(Items stored in a collection)

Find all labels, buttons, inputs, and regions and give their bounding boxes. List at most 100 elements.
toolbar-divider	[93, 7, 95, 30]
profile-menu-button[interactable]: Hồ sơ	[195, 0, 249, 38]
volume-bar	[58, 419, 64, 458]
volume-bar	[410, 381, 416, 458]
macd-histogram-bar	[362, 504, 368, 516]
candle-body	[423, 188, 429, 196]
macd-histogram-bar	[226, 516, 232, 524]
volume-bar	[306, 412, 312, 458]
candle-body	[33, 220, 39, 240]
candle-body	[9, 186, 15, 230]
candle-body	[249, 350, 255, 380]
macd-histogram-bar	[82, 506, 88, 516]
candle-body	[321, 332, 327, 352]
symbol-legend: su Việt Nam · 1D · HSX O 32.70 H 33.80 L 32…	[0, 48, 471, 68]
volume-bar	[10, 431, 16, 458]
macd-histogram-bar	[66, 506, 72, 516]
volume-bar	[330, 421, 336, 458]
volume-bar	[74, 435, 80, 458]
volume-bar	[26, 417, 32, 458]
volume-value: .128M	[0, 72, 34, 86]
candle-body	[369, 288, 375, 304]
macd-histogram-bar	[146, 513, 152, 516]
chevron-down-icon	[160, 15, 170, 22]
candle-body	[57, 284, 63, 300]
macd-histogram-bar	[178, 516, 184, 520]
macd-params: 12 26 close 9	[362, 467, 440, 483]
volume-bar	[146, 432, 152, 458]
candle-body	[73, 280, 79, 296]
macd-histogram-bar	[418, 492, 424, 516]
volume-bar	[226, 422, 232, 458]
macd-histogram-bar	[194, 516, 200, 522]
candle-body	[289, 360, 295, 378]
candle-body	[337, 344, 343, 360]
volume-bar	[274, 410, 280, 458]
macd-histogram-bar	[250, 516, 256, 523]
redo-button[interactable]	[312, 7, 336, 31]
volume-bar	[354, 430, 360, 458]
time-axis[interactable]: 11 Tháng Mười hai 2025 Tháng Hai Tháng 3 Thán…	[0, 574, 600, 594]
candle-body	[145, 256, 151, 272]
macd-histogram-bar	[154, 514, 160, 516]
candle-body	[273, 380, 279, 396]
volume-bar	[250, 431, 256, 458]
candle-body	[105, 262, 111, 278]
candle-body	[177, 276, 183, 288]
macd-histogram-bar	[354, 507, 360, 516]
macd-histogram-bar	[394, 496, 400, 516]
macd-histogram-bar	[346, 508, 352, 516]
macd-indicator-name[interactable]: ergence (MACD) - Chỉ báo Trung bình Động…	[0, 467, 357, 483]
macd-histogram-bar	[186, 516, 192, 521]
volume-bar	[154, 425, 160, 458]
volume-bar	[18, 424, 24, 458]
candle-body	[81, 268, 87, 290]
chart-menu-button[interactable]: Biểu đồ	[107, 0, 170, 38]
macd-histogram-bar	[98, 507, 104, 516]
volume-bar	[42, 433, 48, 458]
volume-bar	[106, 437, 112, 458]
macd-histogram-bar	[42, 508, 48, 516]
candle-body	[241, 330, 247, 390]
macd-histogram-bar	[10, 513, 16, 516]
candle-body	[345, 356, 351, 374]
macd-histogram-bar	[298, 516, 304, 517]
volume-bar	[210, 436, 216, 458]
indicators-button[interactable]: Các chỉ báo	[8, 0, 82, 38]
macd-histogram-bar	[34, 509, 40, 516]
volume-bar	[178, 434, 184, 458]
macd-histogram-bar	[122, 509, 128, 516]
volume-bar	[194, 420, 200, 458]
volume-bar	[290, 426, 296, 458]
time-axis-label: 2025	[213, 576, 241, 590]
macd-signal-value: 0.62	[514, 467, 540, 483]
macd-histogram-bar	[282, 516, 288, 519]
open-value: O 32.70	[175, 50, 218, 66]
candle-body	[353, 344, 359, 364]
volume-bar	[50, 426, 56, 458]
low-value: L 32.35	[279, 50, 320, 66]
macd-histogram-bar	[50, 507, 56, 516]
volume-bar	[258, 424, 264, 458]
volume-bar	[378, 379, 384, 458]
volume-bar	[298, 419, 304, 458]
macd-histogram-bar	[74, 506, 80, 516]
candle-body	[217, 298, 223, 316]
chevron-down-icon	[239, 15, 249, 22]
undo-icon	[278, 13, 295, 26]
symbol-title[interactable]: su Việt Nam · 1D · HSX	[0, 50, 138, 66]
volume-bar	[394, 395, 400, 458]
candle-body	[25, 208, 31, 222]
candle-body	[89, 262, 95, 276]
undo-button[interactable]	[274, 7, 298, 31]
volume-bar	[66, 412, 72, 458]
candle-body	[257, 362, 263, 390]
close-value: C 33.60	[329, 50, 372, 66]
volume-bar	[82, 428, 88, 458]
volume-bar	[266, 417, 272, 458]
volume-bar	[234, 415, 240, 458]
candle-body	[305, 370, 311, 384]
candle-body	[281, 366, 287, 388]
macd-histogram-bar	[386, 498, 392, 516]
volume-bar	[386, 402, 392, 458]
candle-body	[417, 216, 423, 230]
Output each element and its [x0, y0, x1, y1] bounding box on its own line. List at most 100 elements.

- **Instructions for the task**
Reproduce all of the material above word for word, keeping every line as it appears.

- **Response below**
Find all labels, buttons, inputs, and regions and give their bounding boxes. List at most 100 elements.
toolbar-divider	[93, 7, 95, 30]
profile-menu-button[interactable]: Hồ sơ	[195, 0, 249, 38]
volume-bar	[58, 419, 64, 458]
volume-bar	[410, 381, 416, 458]
macd-histogram-bar	[362, 504, 368, 516]
candle-body	[423, 188, 429, 196]
macd-histogram-bar	[226, 516, 232, 524]
volume-bar	[306, 412, 312, 458]
candle-body	[33, 220, 39, 240]
candle-body	[9, 186, 15, 230]
candle-body	[249, 350, 255, 380]
macd-histogram-bar	[82, 506, 88, 516]
candle-body	[321, 332, 327, 352]
symbol-legend: su Việt Nam · 1D · HSX O 32.70 H 33.80 L 32…	[0, 48, 471, 68]
volume-bar	[10, 431, 16, 458]
macd-histogram-bar	[66, 506, 72, 516]
volume-bar	[330, 421, 336, 458]
volume-bar	[74, 435, 80, 458]
volume-bar	[26, 417, 32, 458]
volume-value: .128M	[0, 72, 34, 86]
candle-body	[369, 288, 375, 304]
macd-histogram-bar	[146, 513, 152, 516]
chevron-down-icon	[160, 15, 170, 22]
candle-body	[57, 284, 63, 300]
macd-histogram-bar	[178, 516, 184, 520]
macd-params: 12 26 close 9	[362, 467, 440, 483]
volume-bar	[146, 432, 152, 458]
candle-body	[73, 280, 79, 296]
macd-histogram-bar	[418, 492, 424, 516]
volume-bar	[226, 422, 232, 458]
macd-histogram-bar	[194, 516, 200, 522]
candle-body	[289, 360, 295, 378]
candle-body	[337, 344, 343, 360]
volume-bar	[274, 410, 280, 458]
macd-histogram-bar	[250, 516, 256, 523]
redo-button[interactable]	[312, 7, 336, 31]
volume-bar	[354, 430, 360, 458]
time-axis[interactable]: 11 Tháng Mười hai 2025 Tháng Hai Tháng 3 Thán…	[0, 574, 600, 594]
candle-body	[145, 256, 151, 272]
macd-histogram-bar	[154, 514, 160, 516]
candle-body	[273, 380, 279, 396]
volume-bar	[250, 431, 256, 458]
candle-body	[105, 262, 111, 278]
candle-body	[177, 276, 183, 288]
macd-histogram-bar	[354, 507, 360, 516]
macd-histogram-bar	[394, 496, 400, 516]
macd-histogram-bar	[346, 508, 352, 516]
macd-indicator-name[interactable]: ergence (MACD) - Chỉ báo Trung bình Động…	[0, 467, 357, 483]
macd-histogram-bar	[186, 516, 192, 521]
volume-bar	[154, 425, 160, 458]
volume-bar	[18, 424, 24, 458]
candle-body	[81, 268, 87, 290]
chart-menu-button[interactable]: Biểu đồ	[107, 0, 170, 38]
macd-histogram-bar	[98, 507, 104, 516]
volume-bar	[42, 433, 48, 458]
volume-bar	[106, 437, 112, 458]
macd-histogram-bar	[42, 508, 48, 516]
candle-body	[241, 330, 247, 390]
macd-histogram-bar	[10, 513, 16, 516]
candle-body	[345, 356, 351, 374]
macd-histogram-bar	[298, 516, 304, 517]
volume-bar	[210, 436, 216, 458]
indicators-button[interactable]: Các chỉ báo	[8, 0, 82, 38]
macd-histogram-bar	[34, 509, 40, 516]
volume-bar	[178, 434, 184, 458]
macd-histogram-bar	[122, 509, 128, 516]
volume-bar	[194, 420, 200, 458]
volume-bar	[290, 426, 296, 458]
time-axis-label: 2025	[213, 576, 241, 590]
macd-signal-value: 0.62	[514, 467, 540, 483]
macd-histogram-bar	[282, 516, 288, 519]
open-value: O 32.70	[175, 50, 218, 66]
candle-body	[353, 344, 359, 364]
volume-bar	[50, 426, 56, 458]
low-value: L 32.35	[279, 50, 320, 66]
macd-histogram-bar	[50, 507, 56, 516]
volume-bar	[258, 424, 264, 458]
volume-bar	[378, 379, 384, 458]
volume-bar	[298, 419, 304, 458]
macd-histogram-bar	[74, 506, 80, 516]
candle-body	[217, 298, 223, 316]
chevron-down-icon	[239, 15, 249, 22]
undo-icon	[278, 13, 295, 26]
symbol-title[interactable]: su Việt Nam · 1D · HSX	[0, 50, 138, 66]
volume-bar	[394, 395, 400, 458]
candle-body	[25, 208, 31, 222]
candle-body	[89, 262, 95, 276]
undo-button[interactable]	[274, 7, 298, 31]
volume-bar	[66, 412, 72, 458]
candle-body	[257, 362, 263, 390]
close-value: C 33.60	[329, 50, 372, 66]
volume-bar	[82, 428, 88, 458]
volume-bar	[266, 417, 272, 458]
volume-bar	[234, 415, 240, 458]
candle-body	[305, 370, 311, 384]
candle-body	[281, 366, 287, 388]
macd-histogram-bar	[386, 498, 392, 516]
volume-bar	[386, 402, 392, 458]
candle-body	[417, 216, 423, 230]
Output each element and its [x0, y0, x1, y1] bounding box on its own line. List at most 100 elements.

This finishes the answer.